▸ Layout coordinate data
+-------+
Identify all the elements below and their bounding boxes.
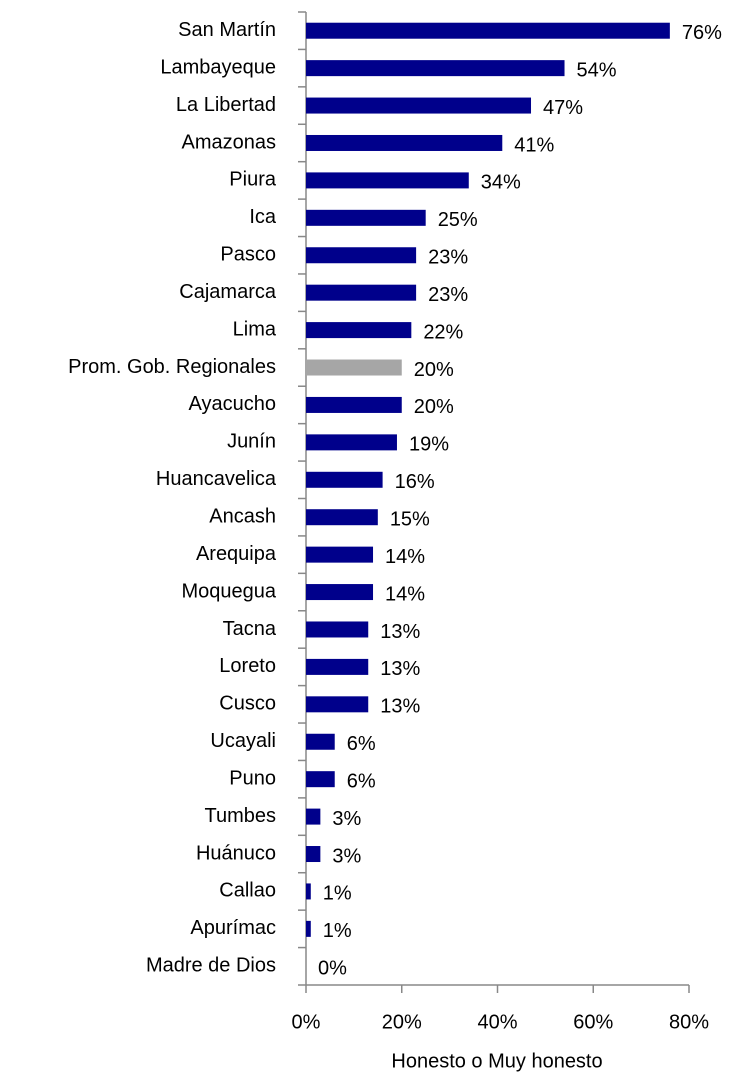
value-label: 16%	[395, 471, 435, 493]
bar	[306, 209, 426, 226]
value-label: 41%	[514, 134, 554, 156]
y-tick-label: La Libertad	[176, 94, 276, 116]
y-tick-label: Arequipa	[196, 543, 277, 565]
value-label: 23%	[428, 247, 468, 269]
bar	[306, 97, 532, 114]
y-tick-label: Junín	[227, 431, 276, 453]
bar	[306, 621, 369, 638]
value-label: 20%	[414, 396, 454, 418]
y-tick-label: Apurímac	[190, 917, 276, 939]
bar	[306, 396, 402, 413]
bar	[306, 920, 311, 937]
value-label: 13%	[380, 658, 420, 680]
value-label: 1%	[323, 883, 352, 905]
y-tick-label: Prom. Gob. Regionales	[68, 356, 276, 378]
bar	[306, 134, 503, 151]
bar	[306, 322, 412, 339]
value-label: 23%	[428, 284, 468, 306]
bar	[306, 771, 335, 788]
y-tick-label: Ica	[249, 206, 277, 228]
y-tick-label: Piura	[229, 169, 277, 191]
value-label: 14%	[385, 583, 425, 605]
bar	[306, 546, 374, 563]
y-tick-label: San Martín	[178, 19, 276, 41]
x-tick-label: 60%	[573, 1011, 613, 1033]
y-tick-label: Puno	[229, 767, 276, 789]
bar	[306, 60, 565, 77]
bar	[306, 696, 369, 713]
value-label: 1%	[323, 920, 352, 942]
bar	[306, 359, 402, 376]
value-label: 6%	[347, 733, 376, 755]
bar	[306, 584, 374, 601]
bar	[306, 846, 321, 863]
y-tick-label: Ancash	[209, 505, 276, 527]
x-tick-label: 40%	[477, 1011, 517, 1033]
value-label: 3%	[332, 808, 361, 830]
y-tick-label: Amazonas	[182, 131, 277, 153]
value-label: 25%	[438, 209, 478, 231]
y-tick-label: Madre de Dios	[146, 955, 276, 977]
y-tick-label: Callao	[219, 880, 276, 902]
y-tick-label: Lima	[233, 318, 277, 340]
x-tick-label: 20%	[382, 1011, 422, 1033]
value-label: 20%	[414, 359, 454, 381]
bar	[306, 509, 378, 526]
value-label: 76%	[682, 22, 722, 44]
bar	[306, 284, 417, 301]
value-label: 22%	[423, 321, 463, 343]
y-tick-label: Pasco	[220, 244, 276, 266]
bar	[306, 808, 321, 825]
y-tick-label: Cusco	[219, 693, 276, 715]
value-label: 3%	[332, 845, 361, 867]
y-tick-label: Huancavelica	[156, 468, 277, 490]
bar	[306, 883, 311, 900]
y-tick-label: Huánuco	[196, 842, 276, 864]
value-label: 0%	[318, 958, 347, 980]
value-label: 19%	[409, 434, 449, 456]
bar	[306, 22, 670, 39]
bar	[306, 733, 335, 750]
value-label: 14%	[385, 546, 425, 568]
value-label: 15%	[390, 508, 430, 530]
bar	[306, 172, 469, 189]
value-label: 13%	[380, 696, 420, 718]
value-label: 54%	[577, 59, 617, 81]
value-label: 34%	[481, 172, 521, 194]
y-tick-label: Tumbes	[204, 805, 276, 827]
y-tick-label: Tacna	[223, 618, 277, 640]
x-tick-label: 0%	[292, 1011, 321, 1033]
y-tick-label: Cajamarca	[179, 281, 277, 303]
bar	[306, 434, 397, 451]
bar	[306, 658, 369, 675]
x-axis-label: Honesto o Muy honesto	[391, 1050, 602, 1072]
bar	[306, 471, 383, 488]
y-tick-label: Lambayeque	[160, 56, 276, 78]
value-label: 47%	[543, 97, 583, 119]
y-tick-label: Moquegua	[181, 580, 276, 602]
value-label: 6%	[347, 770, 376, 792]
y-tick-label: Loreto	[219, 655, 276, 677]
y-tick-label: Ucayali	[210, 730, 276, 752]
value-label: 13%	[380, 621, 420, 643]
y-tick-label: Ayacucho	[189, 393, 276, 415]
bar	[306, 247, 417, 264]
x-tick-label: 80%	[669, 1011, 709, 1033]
+-------+
▸ PROBLEM DESCRIPTION
Please retype all of the data above line for line, without any changes, and leave the pictures out.

▸ REPLY
Identify all the elements below and their bounding boxes.
value-label: 16%	[395, 471, 435, 493]
bar	[306, 209, 426, 226]
value-label: 41%	[514, 134, 554, 156]
y-tick-label: La Libertad	[176, 94, 276, 116]
y-tick-label: Arequipa	[196, 543, 277, 565]
value-label: 23%	[428, 247, 468, 269]
bar	[306, 97, 532, 114]
y-tick-label: Junín	[227, 431, 276, 453]
bar	[306, 621, 369, 638]
value-label: 20%	[414, 396, 454, 418]
y-tick-label: Apurímac	[190, 917, 276, 939]
bar	[306, 396, 402, 413]
bar	[306, 920, 311, 937]
value-label: 13%	[380, 658, 420, 680]
value-label: 1%	[323, 883, 352, 905]
y-tick-label: Prom. Gob. Regionales	[68, 356, 276, 378]
bar	[306, 134, 503, 151]
bar	[306, 322, 412, 339]
value-label: 23%	[428, 284, 468, 306]
bar	[306, 771, 335, 788]
y-tick-label: Ica	[249, 206, 277, 228]
y-tick-label: Piura	[229, 169, 277, 191]
value-label: 14%	[385, 583, 425, 605]
bar	[306, 546, 374, 563]
y-tick-label: San Martín	[178, 19, 276, 41]
x-tick-label: 60%	[573, 1011, 613, 1033]
y-tick-label: Puno	[229, 767, 276, 789]
bar	[306, 60, 565, 77]
bar	[306, 696, 369, 713]
value-label: 1%	[323, 920, 352, 942]
bar	[306, 359, 402, 376]
value-label: 6%	[347, 733, 376, 755]
bar	[306, 584, 374, 601]
bar	[306, 846, 321, 863]
y-tick-label: Ancash	[209, 505, 276, 527]
x-tick-label: 40%	[477, 1011, 517, 1033]
value-label: 3%	[332, 808, 361, 830]
y-tick-label: Amazonas	[182, 131, 277, 153]
value-label: 25%	[438, 209, 478, 231]
y-tick-label: Madre de Dios	[146, 955, 276, 977]
y-tick-label: Callao	[219, 880, 276, 902]
y-tick-label: Lima	[233, 318, 277, 340]
x-tick-label: 20%	[382, 1011, 422, 1033]
value-label: 20%	[414, 359, 454, 381]
bar	[306, 509, 378, 526]
value-label: 76%	[682, 22, 722, 44]
bar	[306, 284, 417, 301]
value-label: 22%	[423, 321, 463, 343]
y-tick-label: Pasco	[220, 244, 276, 266]
bar	[306, 808, 321, 825]
y-tick-label: Cusco	[219, 693, 276, 715]
value-label: 3%	[332, 845, 361, 867]
y-tick-label: Huancavelica	[156, 468, 277, 490]
bar	[306, 883, 311, 900]
y-tick-label: Huánuco	[196, 842, 276, 864]
value-label: 0%	[318, 958, 347, 980]
value-label: 19%	[409, 434, 449, 456]
bar	[306, 22, 670, 39]
bar	[306, 733, 335, 750]
value-label: 14%	[385, 546, 425, 568]
value-label: 15%	[390, 508, 430, 530]
bar	[306, 172, 469, 189]
value-label: 13%	[380, 696, 420, 718]
value-label: 54%	[577, 59, 617, 81]
value-label: 34%	[481, 172, 521, 194]
y-tick-label: Tumbes	[204, 805, 276, 827]
y-tick-label: Tacna	[223, 618, 277, 640]
x-tick-label: 0%	[292, 1011, 321, 1033]
y-tick-label: Cajamarca	[179, 281, 277, 303]
bar	[306, 434, 397, 451]
bar	[306, 658, 369, 675]
x-axis-label: Honesto o Muy honesto	[391, 1050, 602, 1072]
bar	[306, 471, 383, 488]
y-tick-label: Lambayeque	[160, 56, 276, 78]
value-label: 47%	[543, 97, 583, 119]
y-tick-label: Moquegua	[181, 580, 276, 602]
value-label: 6%	[347, 770, 376, 792]
y-tick-label: Loreto	[219, 655, 276, 677]
y-tick-label: Ucayali	[210, 730, 276, 752]
value-label: 13%	[380, 621, 420, 643]
y-tick-label: Ayacucho	[189, 393, 276, 415]
bar	[306, 247, 417, 264]
x-tick-label: 80%	[669, 1011, 709, 1033]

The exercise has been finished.